| Task prompt |
Return exactly the lines from the one bearing "Enumerate this screenshot's" through the last, and no others. Pictures must be left out.

Collected data
┌──

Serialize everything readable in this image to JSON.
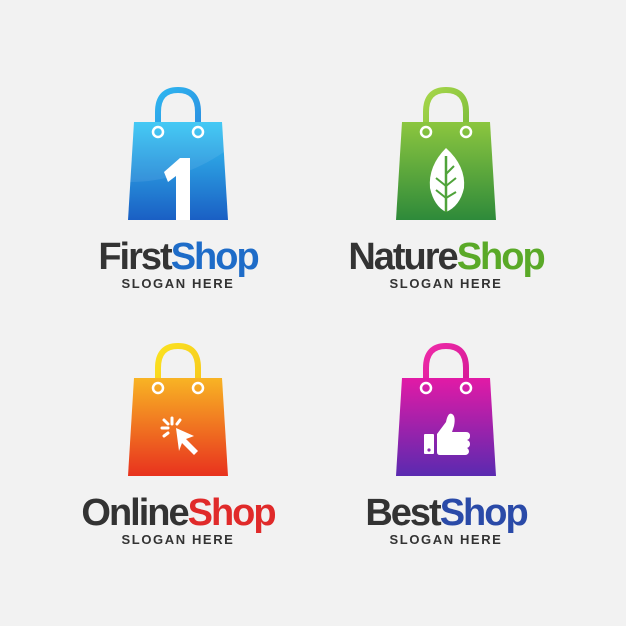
{
  "logos": [
    {
      "word1": "First",
      "word2": "Shop",
      "slogan": "SLOGAN HERE",
      "accent": "#1e6cc8",
      "icon": "number-one-icon",
      "glyph": "1"
    },
    {
      "word1": "Nature",
      "word2": "Shop",
      "slogan": "SLOGAN HERE",
      "accent": "#5aa928",
      "icon": "leaf-icon"
    },
    {
      "word1": "Online",
      "word2": "Shop",
      "slogan": "SLOGAN HERE",
      "accent": "#e02a2a",
      "icon": "cursor-click-icon"
    },
    {
      "word1": "Best",
      "word2": "Shop",
      "slogan": "SLOGAN HERE",
      "accent": "#2a4aa8",
      "icon": "thumbs-up-icon"
    }
  ]
}
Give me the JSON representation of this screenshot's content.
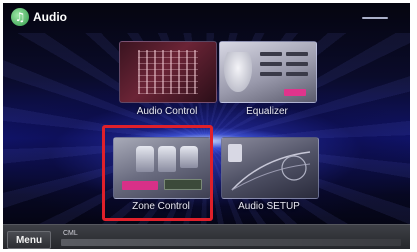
{
  "header": {
    "app_icon_glyph": "♫",
    "title": "Audio"
  },
  "tiles": [
    {
      "label": "Audio Control",
      "icon": "audio-control-icon"
    },
    {
      "label": "Equalizer",
      "icon": "equalizer-icon"
    },
    {
      "label": "Zone Control",
      "icon": "zone-control-icon",
      "highlighted": true
    },
    {
      "label": "Audio SETUP",
      "icon": "audio-setup-icon"
    }
  ],
  "footer": {
    "menu_label": "Menu",
    "info_text": "CML"
  },
  "colors": {
    "highlight": "#e0202a",
    "accent_pink": "#e0348c",
    "background": "#0a0b2a"
  }
}
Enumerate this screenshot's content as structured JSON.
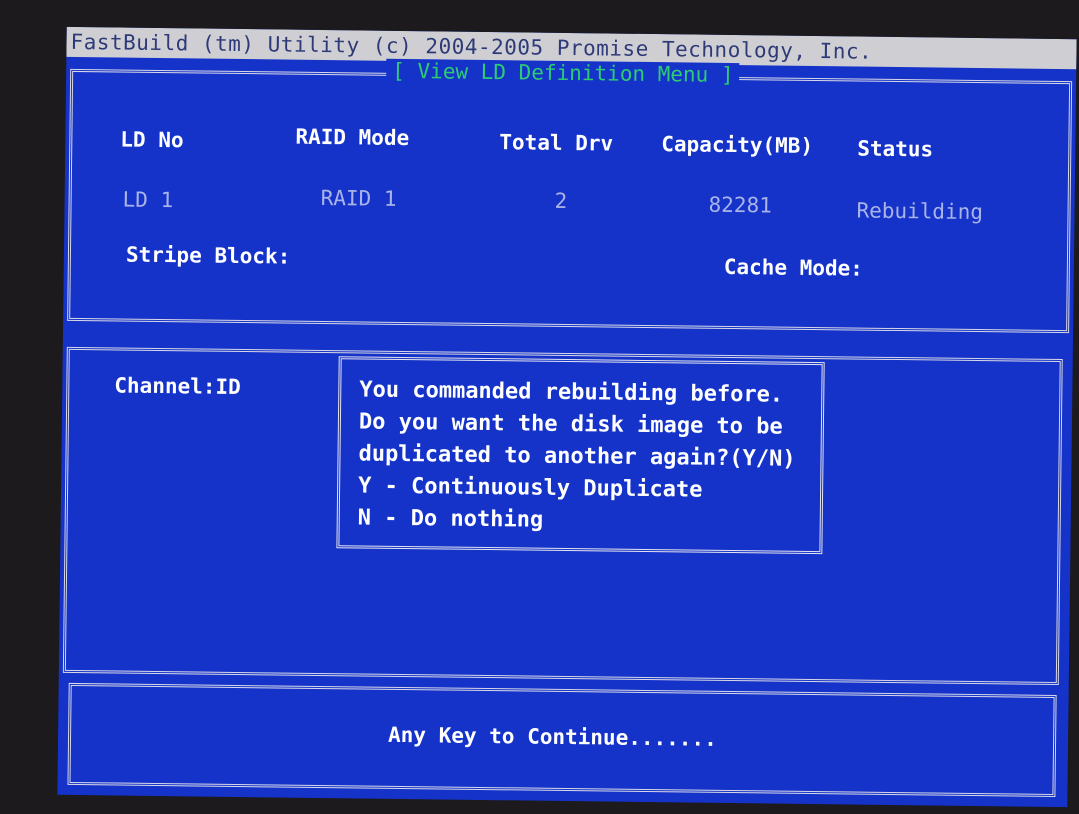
{
  "app_title": "FastBuild (tm) Utility (c) 2004-2005 Promise Technology, Inc.",
  "menu_title": "[ View LD Definition Menu ]",
  "ld_table": {
    "headers": {
      "ld_no": "LD No",
      "raid_mode": "RAID Mode",
      "total_drv": "Total Drv",
      "capacity": "Capacity(MB)",
      "status": "Status"
    },
    "row": {
      "ld_no": "LD  1",
      "raid_mode": "RAID 1",
      "total_drv": "2",
      "capacity": "82281",
      "status": "Rebuilding"
    },
    "stripe_block_label": "Stripe Block:",
    "cache_mode_label": "Cache Mode:"
  },
  "channel_label": "Channel:ID",
  "dialog": {
    "lines": [
      "You commanded rebuilding before.",
      "Do you want the disk image to be",
      "duplicated to another again?(Y/N)",
      "Y - Continuously Duplicate",
      "N - Do nothing"
    ]
  },
  "footer": {
    "prompt": "Any Key to Continue......."
  }
}
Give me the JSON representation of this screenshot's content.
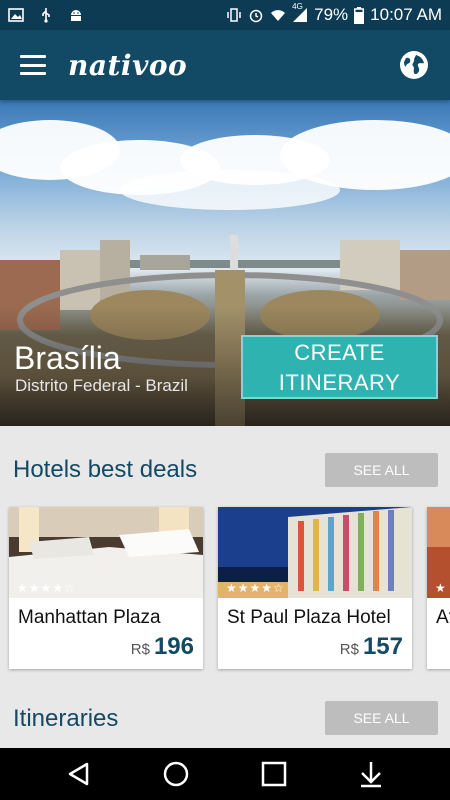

└──

| Complete answer |
Enumerate this screenshot's content as structured JSON.
{
  "app_title": "FastBuild (tm) Utility (c) 2004-2005 Promise Technology, Inc.",
  "menu_title": "[ View LD Definition Menu ]",
  "ld_table": {
    "headers": {
      "ld_no": "LD No",
      "raid_mode": "RAID Mode",
      "total_drv": "Total Drv",
      "capacity": "Capacity(MB)",
      "status": "Status"
    },
    "row": {
      "ld_no": "LD  1",
      "raid_mode": "RAID 1",
      "total_drv": "2",
      "capacity": "82281",
      "status": "Rebuilding"
    },
    "stripe_block_label": "Stripe Block:",
    "cache_mode_label": "Cache Mode:"
  },
  "channel_label": "Channel:ID",
  "dialog": {
    "lines": [
      "You commanded rebuilding before.",
      "Do you want the disk image to be",
      "duplicated to another again?(Y/N)",
      "Y - Continuously Duplicate",
      "N - Do nothing"
    ]
  },
  "footer": {
    "prompt": "Any Key to Continue......."
  }
}
Give me the JSON representation of this screenshot's content.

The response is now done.